• **CHALLENGE**: Transcribe each line of the material as it is, and drop any picture.

• **PROVIDED INFORMATION**:
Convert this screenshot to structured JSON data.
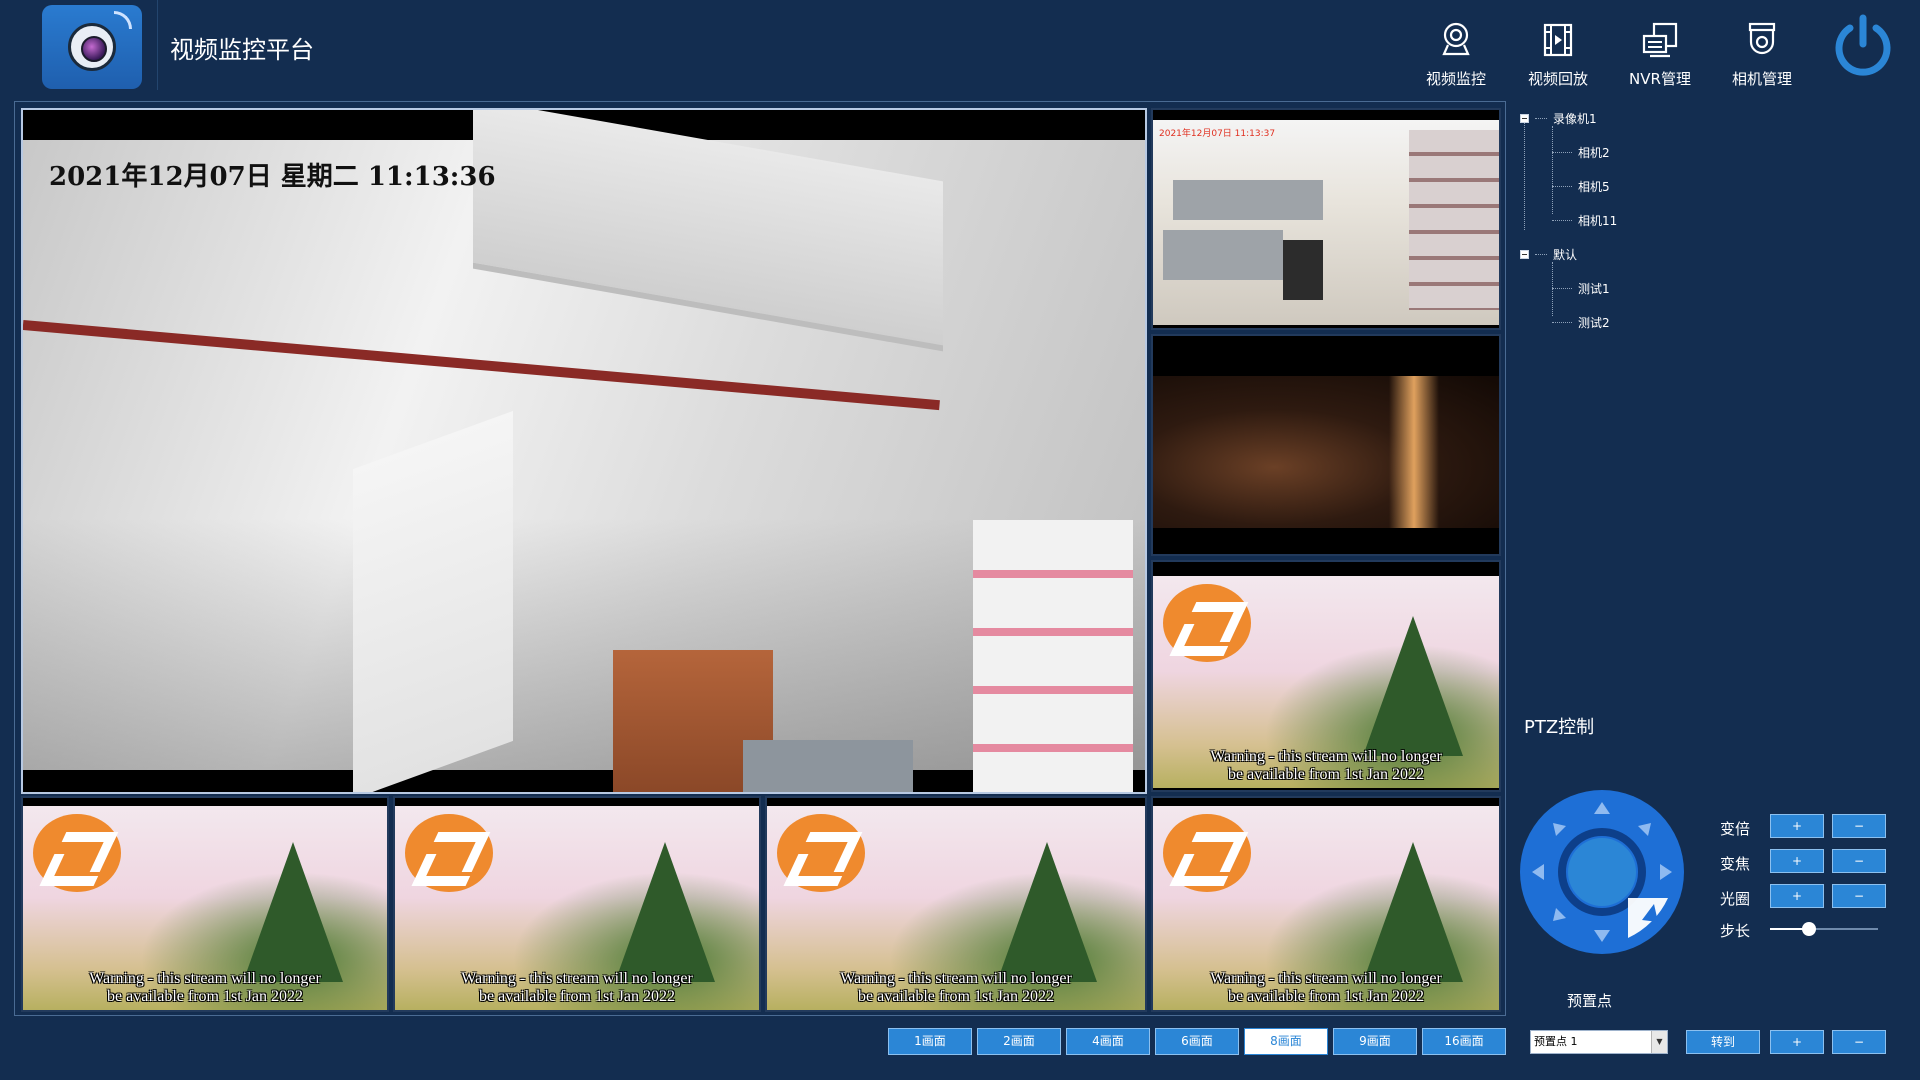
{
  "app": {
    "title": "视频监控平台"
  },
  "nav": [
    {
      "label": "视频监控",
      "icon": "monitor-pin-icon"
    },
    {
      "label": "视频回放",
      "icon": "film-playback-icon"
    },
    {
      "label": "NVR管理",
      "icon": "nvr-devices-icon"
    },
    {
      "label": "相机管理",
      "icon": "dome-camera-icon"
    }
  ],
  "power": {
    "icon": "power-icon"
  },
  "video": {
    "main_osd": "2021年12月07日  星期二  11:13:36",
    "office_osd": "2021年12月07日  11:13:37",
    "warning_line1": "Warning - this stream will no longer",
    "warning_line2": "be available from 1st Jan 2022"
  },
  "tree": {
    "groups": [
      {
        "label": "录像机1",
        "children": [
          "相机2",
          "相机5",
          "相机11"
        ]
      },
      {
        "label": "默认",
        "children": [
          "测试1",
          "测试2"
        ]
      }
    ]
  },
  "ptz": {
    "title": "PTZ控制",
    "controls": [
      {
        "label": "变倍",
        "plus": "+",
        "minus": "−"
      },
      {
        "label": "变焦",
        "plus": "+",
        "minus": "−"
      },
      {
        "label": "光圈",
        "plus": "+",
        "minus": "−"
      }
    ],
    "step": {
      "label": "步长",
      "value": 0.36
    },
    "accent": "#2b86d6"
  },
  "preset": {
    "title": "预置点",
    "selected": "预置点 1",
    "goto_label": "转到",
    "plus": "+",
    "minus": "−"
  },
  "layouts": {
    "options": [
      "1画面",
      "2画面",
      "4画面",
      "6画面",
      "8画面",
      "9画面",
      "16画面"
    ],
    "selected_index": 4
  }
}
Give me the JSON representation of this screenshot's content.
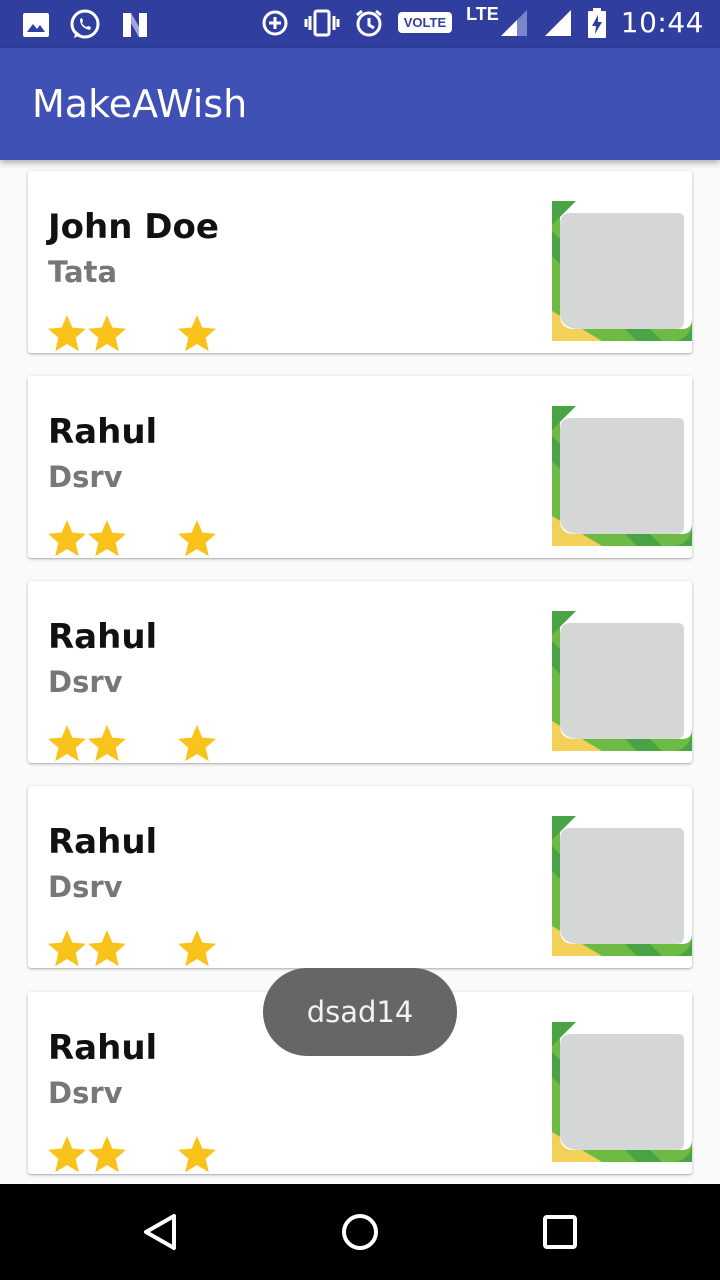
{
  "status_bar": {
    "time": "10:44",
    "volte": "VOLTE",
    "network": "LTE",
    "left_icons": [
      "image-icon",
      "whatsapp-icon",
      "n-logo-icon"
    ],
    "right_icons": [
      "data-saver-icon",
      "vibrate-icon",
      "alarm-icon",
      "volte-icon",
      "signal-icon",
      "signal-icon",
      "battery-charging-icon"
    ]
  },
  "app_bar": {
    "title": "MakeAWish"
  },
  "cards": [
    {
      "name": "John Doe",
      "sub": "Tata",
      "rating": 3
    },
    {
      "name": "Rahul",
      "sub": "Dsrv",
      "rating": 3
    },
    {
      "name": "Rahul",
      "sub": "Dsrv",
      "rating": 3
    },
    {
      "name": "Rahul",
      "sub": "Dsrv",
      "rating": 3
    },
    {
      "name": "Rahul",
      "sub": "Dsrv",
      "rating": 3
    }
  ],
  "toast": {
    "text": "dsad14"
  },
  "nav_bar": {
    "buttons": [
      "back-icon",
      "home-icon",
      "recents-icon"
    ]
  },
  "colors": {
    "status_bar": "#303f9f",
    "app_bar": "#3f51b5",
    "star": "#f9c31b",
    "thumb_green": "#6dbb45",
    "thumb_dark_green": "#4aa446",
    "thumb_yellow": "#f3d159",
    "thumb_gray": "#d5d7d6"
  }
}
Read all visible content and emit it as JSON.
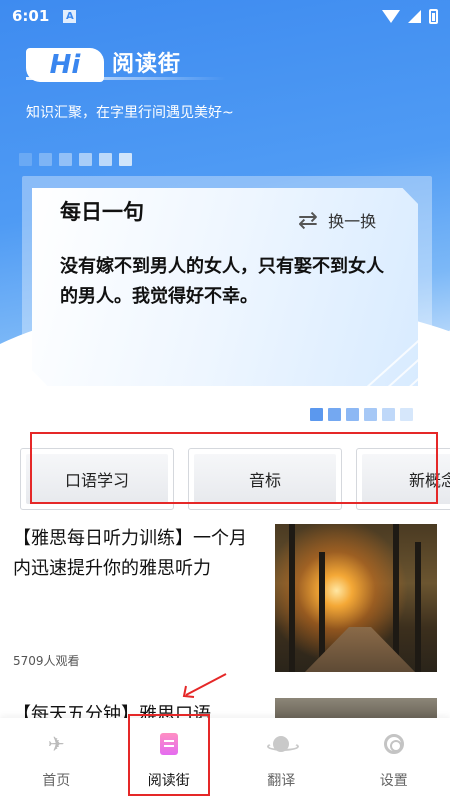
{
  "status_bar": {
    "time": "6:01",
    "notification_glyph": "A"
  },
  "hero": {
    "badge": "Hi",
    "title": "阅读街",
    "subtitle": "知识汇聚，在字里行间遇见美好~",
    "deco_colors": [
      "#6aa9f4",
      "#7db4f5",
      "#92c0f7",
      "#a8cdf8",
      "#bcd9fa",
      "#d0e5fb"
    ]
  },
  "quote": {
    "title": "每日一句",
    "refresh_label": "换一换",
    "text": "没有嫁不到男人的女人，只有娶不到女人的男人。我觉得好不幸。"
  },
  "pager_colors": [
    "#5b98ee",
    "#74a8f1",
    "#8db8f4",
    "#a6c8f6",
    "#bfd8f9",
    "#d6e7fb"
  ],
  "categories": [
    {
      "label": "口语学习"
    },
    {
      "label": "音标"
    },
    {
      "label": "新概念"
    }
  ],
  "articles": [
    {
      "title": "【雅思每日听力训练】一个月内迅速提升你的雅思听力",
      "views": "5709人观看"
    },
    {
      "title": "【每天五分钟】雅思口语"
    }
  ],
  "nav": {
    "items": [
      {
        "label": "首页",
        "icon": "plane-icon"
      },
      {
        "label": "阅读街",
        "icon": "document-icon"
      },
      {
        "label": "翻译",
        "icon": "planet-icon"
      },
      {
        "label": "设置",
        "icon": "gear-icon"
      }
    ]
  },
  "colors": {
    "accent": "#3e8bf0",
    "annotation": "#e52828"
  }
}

• **EXERCISE RESULT**:
Convert this screenshot to structured JSON data.
{
  "app": {
    "title": "视频监控平台"
  },
  "nav": [
    {
      "label": "视频监控",
      "icon": "monitor-pin-icon"
    },
    {
      "label": "视频回放",
      "icon": "film-playback-icon"
    },
    {
      "label": "NVR管理",
      "icon": "nvr-devices-icon"
    },
    {
      "label": "相机管理",
      "icon": "dome-camera-icon"
    }
  ],
  "power": {
    "icon": "power-icon"
  },
  "video": {
    "main_osd": "2021年12月07日  星期二  11:13:36",
    "office_osd": "2021年12月07日  11:13:37",
    "warning_line1": "Warning - this stream will no longer",
    "warning_line2": "be available from 1st Jan 2022"
  },
  "tree": {
    "groups": [
      {
        "label": "录像机1",
        "children": [
          "相机2",
          "相机5",
          "相机11"
        ]
      },
      {
        "label": "默认",
        "children": [
          "测试1",
          "测试2"
        ]
      }
    ]
  },
  "ptz": {
    "title": "PTZ控制",
    "controls": [
      {
        "label": "变倍",
        "plus": "+",
        "minus": "−"
      },
      {
        "label": "变焦",
        "plus": "+",
        "minus": "−"
      },
      {
        "label": "光圈",
        "plus": "+",
        "minus": "−"
      }
    ],
    "step": {
      "label": "步长",
      "value": 0.36
    },
    "accent": "#2b86d6"
  },
  "preset": {
    "title": "预置点",
    "selected": "预置点 1",
    "goto_label": "转到",
    "plus": "+",
    "minus": "−"
  },
  "layouts": {
    "options": [
      "1画面",
      "2画面",
      "4画面",
      "6画面",
      "8画面",
      "9画面",
      "16画面"
    ],
    "selected_index": 4
  }
}
Give me the JSON representation of this screenshot's content.
{
  "status_bar": {
    "time": "10:44",
    "volte": "VOLTE",
    "network": "LTE",
    "left_icons": [
      "image-icon",
      "whatsapp-icon",
      "n-logo-icon"
    ],
    "right_icons": [
      "data-saver-icon",
      "vibrate-icon",
      "alarm-icon",
      "volte-icon",
      "signal-icon",
      "signal-icon",
      "battery-charging-icon"
    ]
  },
  "app_bar": {
    "title": "MakeAWish"
  },
  "cards": [
    {
      "name": "John Doe",
      "sub": "Tata",
      "rating": 3
    },
    {
      "name": "Rahul",
      "sub": "Dsrv",
      "rating": 3
    },
    {
      "name": "Rahul",
      "sub": "Dsrv",
      "rating": 3
    },
    {
      "name": "Rahul",
      "sub": "Dsrv",
      "rating": 3
    },
    {
      "name": "Rahul",
      "sub": "Dsrv",
      "rating": 3
    }
  ],
  "toast": {
    "text": "dsad14"
  },
  "nav_bar": {
    "buttons": [
      "back-icon",
      "home-icon",
      "recents-icon"
    ]
  },
  "colors": {
    "status_bar": "#303f9f",
    "app_bar": "#3f51b5",
    "star": "#f9c31b",
    "thumb_green": "#6dbb45",
    "thumb_dark_green": "#4aa446",
    "thumb_yellow": "#f3d159",
    "thumb_gray": "#d5d7d6"
  }
}
Read all visible content and emit it as JSON.
{
  "status_bar": {
    "time": "6:01",
    "notification_glyph": "A"
  },
  "hero": {
    "badge": "Hi",
    "title": "阅读街",
    "subtitle": "知识汇聚，在字里行间遇见美好~",
    "deco_colors": [
      "#6aa9f4",
      "#7db4f5",
      "#92c0f7",
      "#a8cdf8",
      "#bcd9fa",
      "#d0e5fb"
    ]
  },
  "quote": {
    "title": "每日一句",
    "refresh_label": "换一换",
    "text": "没有嫁不到男人的女人，只有娶不到女人的男人。我觉得好不幸。"
  },
  "pager_colors": [
    "#5b98ee",
    "#74a8f1",
    "#8db8f4",
    "#a6c8f6",
    "#bfd8f9",
    "#d6e7fb"
  ],
  "categories": [
    {
      "label": "口语学习"
    },
    {
      "label": "音标"
    },
    {
      "label": "新概念"
    }
  ],
  "articles": [
    {
      "title": "【雅思每日听力训练】一个月内迅速提升你的雅思听力",
      "views": "5709人观看"
    },
    {
      "title": "【每天五分钟】雅思口语"
    }
  ],
  "nav": {
    "items": [
      {
        "label": "首页",
        "icon": "plane-icon"
      },
      {
        "label": "阅读街",
        "icon": "document-icon"
      },
      {
        "label": "翻译",
        "icon": "planet-icon"
      },
      {
        "label": "设置",
        "icon": "gear-icon"
      }
    ]
  },
  "colors": {
    "accent": "#3e8bf0",
    "annotation": "#e52828"
  }
}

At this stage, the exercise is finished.